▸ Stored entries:
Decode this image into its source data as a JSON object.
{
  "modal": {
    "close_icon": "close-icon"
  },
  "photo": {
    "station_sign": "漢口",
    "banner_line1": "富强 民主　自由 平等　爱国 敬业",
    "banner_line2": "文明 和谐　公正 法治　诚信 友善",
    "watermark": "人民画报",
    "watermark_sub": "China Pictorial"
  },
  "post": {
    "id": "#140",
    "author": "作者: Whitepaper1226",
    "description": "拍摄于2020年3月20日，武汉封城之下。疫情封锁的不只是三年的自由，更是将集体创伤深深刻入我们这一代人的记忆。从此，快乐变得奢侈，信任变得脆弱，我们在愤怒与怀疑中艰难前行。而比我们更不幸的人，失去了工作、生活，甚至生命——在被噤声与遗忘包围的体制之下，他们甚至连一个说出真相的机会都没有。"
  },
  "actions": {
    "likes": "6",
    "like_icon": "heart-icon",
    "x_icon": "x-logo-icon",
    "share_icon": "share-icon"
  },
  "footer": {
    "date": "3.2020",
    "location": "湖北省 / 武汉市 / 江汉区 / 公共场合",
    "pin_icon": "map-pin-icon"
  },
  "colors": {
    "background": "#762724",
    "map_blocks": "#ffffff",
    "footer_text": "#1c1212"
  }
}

▸ SHORT PROBLEM: Give back each line above precisely as it stands.

▸ WRITTEN ANSWER:
Decode this image into its source data as a JSON object.
{
  "modal": {
    "close_icon": "close-icon"
  },
  "photo": {
    "station_sign": "漢口",
    "banner_line1": "富强 民主　自由 平等　爱国 敬业",
    "banner_line2": "文明 和谐　公正 法治　诚信 友善",
    "watermark": "人民画报",
    "watermark_sub": "China Pictorial"
  },
  "post": {
    "id": "#140",
    "author": "作者: Whitepaper1226",
    "description": "拍摄于2020年3月20日，武汉封城之下。疫情封锁的不只是三年的自由，更是将集体创伤深深刻入我们这一代人的记忆。从此，快乐变得奢侈，信任变得脆弱，我们在愤怒与怀疑中艰难前行。而比我们更不幸的人，失去了工作、生活，甚至生命——在被噤声与遗忘包围的体制之下，他们甚至连一个说出真相的机会都没有。"
  },
  "actions": {
    "likes": "6",
    "like_icon": "heart-icon",
    "x_icon": "x-logo-icon",
    "share_icon": "share-icon"
  },
  "footer": {
    "date": "3.2020",
    "location": "湖北省 / 武汉市 / 江汉区 / 公共场合",
    "pin_icon": "map-pin-icon"
  },
  "colors": {
    "background": "#762724",
    "map_blocks": "#ffffff",
    "footer_text": "#1c1212"
  }
}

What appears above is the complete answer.